━━━ PASSAGE PROVIDED

Perhaps in his last act, Erekat has sent a message to both his followers and detractors that when all is said and done, we are one humanity; be it Jew or Arab, Black or White, Hindu or Muslim.

I say ‘perhaps’ because I have witnessed the slow and painful oblivion of the Palestinian cause, primarily at the hands of their own leadership, many of whom I had admired but who failed to see the larger picture and recognize, as Erakat did, that the future lies in learning from our past mistakes and not repeating them again and again hoping for a different outcome.

Erekat recognized that the future lies in learning from past mistakes.

Erekat was born in Abu Dis, a village just east of Jerusalem and was only 12 years old when he was detained by Israeli troops for writing anti-occupation graffiti and posting fliers and throwing stones. It was 1967 and Jordan had lost the West Bank to Israel after the six-day war.

Occupation did not deter the young Erekat from seeking knowledge beyond the ‘occupied’ territories. In 1972, Erekat moved to San Francisco to attend college and later San Francisco State University where he received a BA in international relations and an MA in political science in 1979. He then headed to the U.K. where he completed his PhD in peace and conflict studies at the University of Bradford in England.

By the time he returned to Jericho in the Occupied West Bank, Saeb Erekat was already the sharp and articulate voice of the Palestinian cause, breaking the stereotype of the Yasser Arafats of the movement who could hardly convey their cause to any Western audience.

━━━━━━

● **SET TASK A**:
Print the portion of the passage about Saeb Erekat that begins at the words "Occupation did not" and stops after the words "any Western audience.".
● **SET TASK B**:
Update the layout rows that begin at the line that has "table-cell: 53.3 (782, 214, 875, 238)" and stop after the line that has "table-cell: 51.0 (359, 190, 441, 214)", replacing "row-month-label" with "month-label" and leaving everything else the same. Give only those lines.

━━━ PROVIDED DATA

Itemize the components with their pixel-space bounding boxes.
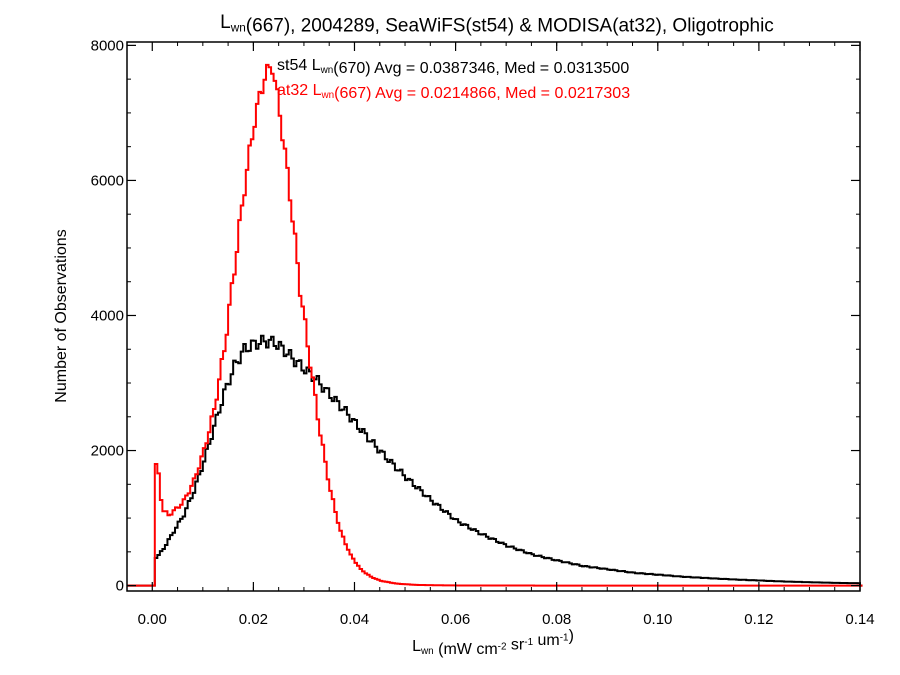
- annotation-st54-part-1: wn: [320, 65, 334, 76]
- y-tick-label: 0: [116, 578, 124, 595]
- annotation-at32-part-0: at32 L: [277, 82, 322, 99]
- x-tick-label: 0.08: [542, 611, 571, 628]
- annotation-at32-part-2: (667) Avg = 0.0214866, Med = 0.0217303: [334, 85, 630, 102]
- x-tick-label: 0.02: [239, 611, 268, 628]
- y-tick-label: 6000: [91, 172, 124, 189]
- annotation-st54-part-0: st54 L: [277, 57, 321, 74]
- xlabel-part-8: ): [569, 628, 574, 645]
- y-tick-label: 8000: [91, 37, 124, 54]
- title-part-0: L: [220, 12, 231, 33]
- x-tick-label: 0.10: [643, 611, 672, 628]
- x-tick-label: 0.12: [744, 611, 773, 628]
- plot-frame: [126, 41, 861, 592]
- annotation-st54-part-2: (670) Avg = 0.0387346, Med = 0.0313500: [333, 60, 629, 77]
- xlabel-part-4: sr: [506, 637, 524, 654]
- xlabel-part-5: -1: [524, 637, 533, 648]
- title-part-2: (667), 2004289, SeaWiFS(st54) & MODISA(a…: [246, 16, 774, 37]
- x-tick-label: 0.04: [340, 611, 369, 628]
- series-at32-line: [127, 63, 863, 587]
- x-tick-label: 0.06: [441, 611, 470, 628]
- x-tick-label: 0.00: [138, 611, 167, 628]
- xlabel-part-3: -2: [498, 642, 507, 653]
- annotation-at32-part-1: wn: [320, 90, 334, 101]
- y-axis-label: Number of Observations: [53, 229, 70, 402]
- y-tick-label: 2000: [91, 443, 124, 460]
- series-st54-line: [127, 334, 863, 587]
- annotation-st54: st54 Lwn(670) Avg = 0.0387346, Med = 0.0…: [277, 57, 629, 77]
- xlabel-part-1: wn: [420, 646, 434, 657]
- xlabel-part-2: (mW cm: [434, 641, 498, 658]
- y-tick-label: 4000: [91, 307, 124, 324]
- chart-title: Lwn(667), 2004289, SeaWiFS(st54) & MODIS…: [220, 12, 774, 37]
- axis-layer: 0.00 0.02 0.04 0.06 0.08 0.10 0.12 0.14 0 2000 400…: [91, 37, 875, 628]
- series-layer: [127, 63, 863, 587]
- xlabel-part-0: L: [412, 638, 421, 655]
- xlabel-part-7: -1: [560, 633, 569, 644]
- xlabel-part-6: um: [533, 632, 560, 649]
- annotation-layer: st54 Lwn(670) Avg = 0.0387346, Med = 0.0…: [277, 57, 630, 102]
- x-tick-label: 0.14: [845, 611, 874, 628]
- x-axis-label: Lwn (mW cm-2 sr-1 um-1): [412, 628, 574, 658]
- annotation-at32: at32 Lwn(667) Avg = 0.0214866, Med = 0.0…: [277, 82, 630, 102]
- title-part-1: wn: [230, 22, 246, 35]
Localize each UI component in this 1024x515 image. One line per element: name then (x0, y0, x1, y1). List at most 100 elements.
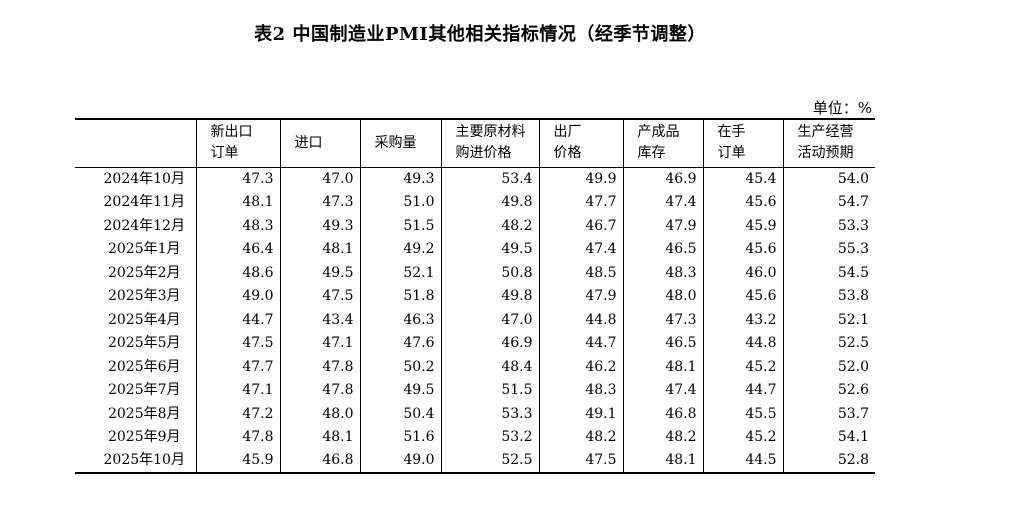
table-cell: 53.3 (782, 214, 875, 238)
table-cell: 47.9 (538, 284, 623, 308)
table-cell: 48.3 (622, 261, 703, 285)
table-cell: 47.3 (195, 167, 280, 191)
table-cell: 49.3 (279, 214, 360, 238)
table-cell: 47.6 (359, 331, 441, 355)
table-row: 2025年10月 45.9 46.8 49.0 52.5 47.5 48.1 44.5 52.8 (75, 449, 875, 474)
table-cell: 53.7 (782, 402, 875, 426)
row-month-label: 2025年3月 (107, 288, 181, 305)
row-month-label: 2025年5月 (107, 335, 181, 352)
table-cell: 45.9 (702, 214, 783, 238)
table-cell: 47.7 (538, 190, 623, 214)
table-cell: 52.5 (782, 331, 875, 355)
table-cell: 51.0 (359, 190, 441, 214)
page-title: 表2 中国制造业PMI其他相关指标情况（经季节调整） (254, 24, 706, 45)
table-cell: 48.4 (440, 355, 539, 379)
table-cell: 47.0 (440, 308, 539, 332)
table-cell: 51.5 (440, 378, 539, 402)
table-cell: 46.3 (359, 308, 441, 332)
table-cell: 50.8 (440, 261, 539, 285)
header-corner-cell (75, 118, 196, 168)
table-cell: 47.4 (538, 237, 623, 261)
table-cell: 46.8 (622, 402, 703, 426)
table-cell: 53.4 (440, 167, 539, 191)
table-row: 2025年8月 47.2 48.0 50.4 53.3 49.1 46.8 45.5 53.7 (75, 402, 875, 426)
table-cell: 49.2 (359, 237, 441, 261)
table-cell: 47.1 (279, 331, 360, 355)
table-cell: 47.5 (538, 449, 623, 474)
table-cell: 47.3 (279, 190, 360, 214)
column-header: 出厂 价格 (538, 118, 623, 168)
table-cell: 46.2 (538, 355, 623, 379)
table-cell: 47.5 (279, 284, 360, 308)
table-row: 2025年7月 47.1 47.8 49.5 51.5 48.3 47.4 44.7 52.6 (75, 378, 875, 402)
table-cell: 47.3 (622, 308, 703, 332)
table-cell: 48.1 (622, 355, 703, 379)
row-month-label: 2025年10月 (75, 449, 196, 474)
table-cell: 47.1 (195, 378, 280, 402)
table-cell: 44.7 (195, 308, 280, 332)
table-cell: 54.5 (782, 261, 875, 285)
table-row: 2024年12月 48.3 49.3 51.5 48.2 46.7 47.9 45.9 53.3 (75, 214, 875, 238)
row-month-label: 2025年7月 (107, 382, 181, 399)
table-cell: 49.5 (359, 378, 441, 402)
column-header: 生产经营 活动预期 (782, 118, 875, 168)
table-body: 2024年10月 47.3 47.0 49.3 53.4 49.9 46.9 45.4 54.0… (75, 167, 875, 474)
table-cell: 43.2 (702, 308, 783, 332)
table-cell: 54.0 (782, 167, 875, 191)
table-cell: 53.2 (440, 425, 539, 449)
table-cell: 48.1 (622, 449, 703, 474)
table-cell: 48.1 (195, 190, 280, 214)
row-month-label: 2025年4月 (107, 311, 181, 328)
table-cell: 46.4 (195, 237, 280, 261)
table-cell: 43.4 (279, 308, 360, 332)
table-cell: 48.3 (195, 214, 280, 238)
row-month-label: 2025年9月 (107, 429, 181, 446)
table-cell: 47.8 (279, 355, 360, 379)
table-cell: 49.5 (279, 261, 360, 285)
table-row: 2025年9月 47.8 48.1 51.6 53.2 48.2 48.2 45.2 54.1 (75, 425, 875, 449)
table-cell: 44.7 (702, 378, 783, 402)
table-cell: 45.6 (702, 284, 783, 308)
table-cell: 51.5 (359, 214, 441, 238)
table-cell: 49.9 (538, 167, 623, 191)
table-cell: 46.0 (702, 261, 783, 285)
table-cell: 46.7 (538, 214, 623, 238)
table-cell: 44.8 (538, 308, 623, 332)
table-cell: 51.8 (359, 284, 441, 308)
table-cell: 46.5 (622, 237, 703, 261)
table-cell: 50.4 (359, 402, 441, 426)
column-header: 在手 订单 (702, 118, 783, 168)
table-cell: 49.8 (440, 190, 539, 214)
table-cell: 55.3 (782, 237, 875, 261)
table-cell: 54.1 (782, 425, 875, 449)
table-header-row: 新出口 订单 进口 采购量 主要原材料 购进价格 出厂 价格 产成品 库存 在手… (75, 118, 875, 168)
table-cell: 44.5 (702, 449, 783, 474)
table-cell: 48.2 (538, 425, 623, 449)
table-row: 2025年5月 47.5 47.1 47.6 46.9 44.7 46.5 44.8 52.5 (75, 331, 875, 355)
table-cell: 47.8 (195, 425, 280, 449)
table-cell: 46.8 (279, 449, 360, 474)
table-cell: 48.2 (622, 425, 703, 449)
table-cell: 52.6 (782, 378, 875, 402)
pmi-indicators-table: 新出口 订单 进口 采购量 主要原材料 购进价格 出厂 价格 产成品 库存 在手… (75, 118, 875, 474)
table-cell: 48.5 (538, 261, 623, 285)
table-row: 2024年11月 48.1 47.3 51.0 49.8 47.7 47.4 45.6 54.7 (75, 190, 875, 214)
table-cell: 45.6 (702, 237, 783, 261)
row-month-label: 2025年1月 (107, 241, 181, 258)
column-header: 主要原材料 购进价格 (440, 118, 539, 168)
table-cell: 46.9 (622, 167, 703, 191)
table-cell: 45.2 (702, 355, 783, 379)
table-cell: 50.2 (359, 355, 441, 379)
unit-label: 单位：% (812, 99, 872, 117)
table-cell: 52.0 (782, 355, 875, 379)
table-cell: 47.5 (195, 331, 280, 355)
column-header: 新出口 订单 (195, 118, 280, 168)
table-cell: 49.0 (359, 449, 441, 474)
table-cell: 49.0 (195, 284, 280, 308)
column-header: 采购量 (359, 118, 441, 168)
row-month-label: 2025年6月 (107, 358, 181, 375)
table-cell: 52.5 (440, 449, 539, 474)
row-month-label: 2024年12月 (103, 217, 185, 234)
table-cell: 49.3 (359, 167, 441, 191)
table-cell: 48.1 (279, 237, 360, 261)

━━━━━━

● **FINISHED ANSWER A**:
Occupation did not deter the young Erekat from seeking knowledge beyond the ‘occupied’ territories. In 1972, Erekat moved to San Francisco to attend college and later San Francisco State University where he received a BA in international relations and an MA in political science in 1979. He then headed to the U.K. where he completed his PhD in peace and conflict studies at the University of Bradford in England.

By the time he returned to Jericho in the Occupied West Bank, Saeb Erekat was already the sharp and articulate voice of the Palestinian cause, breaking the stereotype of the Yasser Arafats of the movement who could hardly convey their cause to any Western audience.

● **FINISHED ANSWER B**:
table-cell: 53.3 (782, 214, 875, 238)
table-cell: 47.9 (538, 284, 623, 308)
table-cell: 48.3 (622, 261, 703, 285)
table-cell: 47.3 (195, 167, 280, 191)
table-cell: 49.3 (279, 214, 360, 238)
table-cell: 47.6 (359, 331, 441, 355)
table-row: 2025年10月 45.9 46.8 49.0 52.5 47.5 48.1 44.5 52.8 (75, 449, 875, 474)
table-cell: 53.7 (782, 402, 875, 426)
month-label: 2025年3月 (107, 288, 181, 305)
month-label: 2025年5月 (107, 335, 181, 352)
table-cell: 45.9 (702, 214, 783, 238)
table-cell: 47.7 (538, 190, 623, 214)
table-cell: 52.5 (782, 331, 875, 355)
table-cell: 51.0 (359, 190, 441, 214)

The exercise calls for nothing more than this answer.